**PROBLEM STATEMENT:** Collect each line containing "this".

== INPUT DATA

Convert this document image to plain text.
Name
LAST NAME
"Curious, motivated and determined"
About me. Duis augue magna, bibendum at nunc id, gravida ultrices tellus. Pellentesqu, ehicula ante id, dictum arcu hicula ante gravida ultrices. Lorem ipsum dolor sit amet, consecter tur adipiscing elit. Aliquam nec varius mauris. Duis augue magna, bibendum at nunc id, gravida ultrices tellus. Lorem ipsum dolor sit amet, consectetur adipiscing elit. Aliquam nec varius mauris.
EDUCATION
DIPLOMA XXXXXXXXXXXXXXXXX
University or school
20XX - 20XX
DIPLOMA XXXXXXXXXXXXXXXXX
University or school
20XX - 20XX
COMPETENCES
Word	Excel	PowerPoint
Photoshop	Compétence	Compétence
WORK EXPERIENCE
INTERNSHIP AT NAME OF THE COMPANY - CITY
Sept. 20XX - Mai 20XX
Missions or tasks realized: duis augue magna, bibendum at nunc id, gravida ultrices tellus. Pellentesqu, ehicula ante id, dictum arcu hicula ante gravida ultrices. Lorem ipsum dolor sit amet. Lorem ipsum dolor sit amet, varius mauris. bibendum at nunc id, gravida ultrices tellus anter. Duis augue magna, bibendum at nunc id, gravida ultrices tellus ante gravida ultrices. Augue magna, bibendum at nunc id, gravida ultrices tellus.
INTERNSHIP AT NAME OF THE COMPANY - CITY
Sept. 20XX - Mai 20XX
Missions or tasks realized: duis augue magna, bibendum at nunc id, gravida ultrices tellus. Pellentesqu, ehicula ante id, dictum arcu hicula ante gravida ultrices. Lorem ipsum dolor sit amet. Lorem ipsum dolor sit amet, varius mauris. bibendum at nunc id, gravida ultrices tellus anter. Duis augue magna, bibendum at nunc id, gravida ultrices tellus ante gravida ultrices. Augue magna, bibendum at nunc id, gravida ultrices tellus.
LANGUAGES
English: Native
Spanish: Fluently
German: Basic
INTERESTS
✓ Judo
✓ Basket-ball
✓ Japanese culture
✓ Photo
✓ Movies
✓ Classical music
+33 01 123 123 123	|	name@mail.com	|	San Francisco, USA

====
== INPUT DATA

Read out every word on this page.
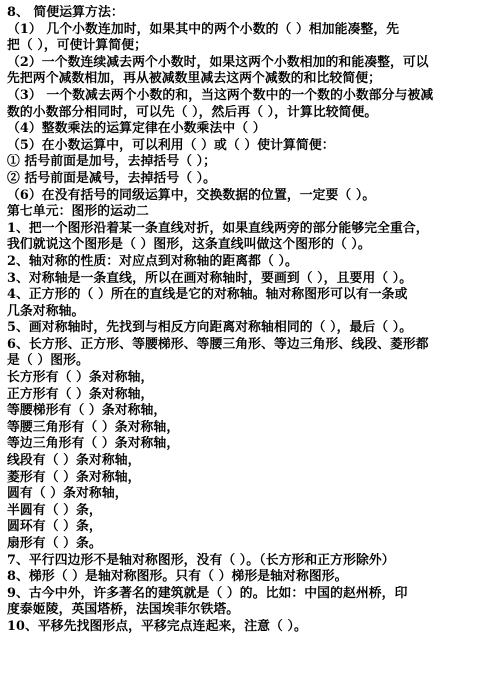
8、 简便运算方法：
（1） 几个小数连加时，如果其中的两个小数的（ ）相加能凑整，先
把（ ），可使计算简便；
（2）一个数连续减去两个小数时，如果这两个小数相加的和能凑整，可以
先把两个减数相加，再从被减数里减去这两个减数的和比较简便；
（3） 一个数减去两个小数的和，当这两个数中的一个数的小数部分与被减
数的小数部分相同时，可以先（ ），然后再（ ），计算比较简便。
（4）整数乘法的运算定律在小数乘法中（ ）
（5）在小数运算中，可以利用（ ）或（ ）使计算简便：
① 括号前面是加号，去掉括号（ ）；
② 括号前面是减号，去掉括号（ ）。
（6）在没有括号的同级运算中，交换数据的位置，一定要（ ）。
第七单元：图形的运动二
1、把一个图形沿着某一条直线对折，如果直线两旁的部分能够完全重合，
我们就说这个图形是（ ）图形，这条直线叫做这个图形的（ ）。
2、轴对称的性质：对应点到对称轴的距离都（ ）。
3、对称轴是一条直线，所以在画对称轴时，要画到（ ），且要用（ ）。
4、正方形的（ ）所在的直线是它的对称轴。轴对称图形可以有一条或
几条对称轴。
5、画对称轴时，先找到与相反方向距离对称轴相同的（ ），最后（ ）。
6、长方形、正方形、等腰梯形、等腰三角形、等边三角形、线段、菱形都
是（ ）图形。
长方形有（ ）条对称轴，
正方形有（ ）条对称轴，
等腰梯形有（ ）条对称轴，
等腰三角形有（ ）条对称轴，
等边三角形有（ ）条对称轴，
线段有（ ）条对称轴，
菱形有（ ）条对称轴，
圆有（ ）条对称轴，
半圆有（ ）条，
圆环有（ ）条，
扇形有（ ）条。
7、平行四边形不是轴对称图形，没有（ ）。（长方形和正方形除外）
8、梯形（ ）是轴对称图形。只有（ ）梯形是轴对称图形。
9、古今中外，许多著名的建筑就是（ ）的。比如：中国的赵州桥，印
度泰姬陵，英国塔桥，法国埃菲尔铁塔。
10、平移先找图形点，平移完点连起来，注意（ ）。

====

**THE OUTPUT:**
Convert this document image to plain text.
Read out every word on this page.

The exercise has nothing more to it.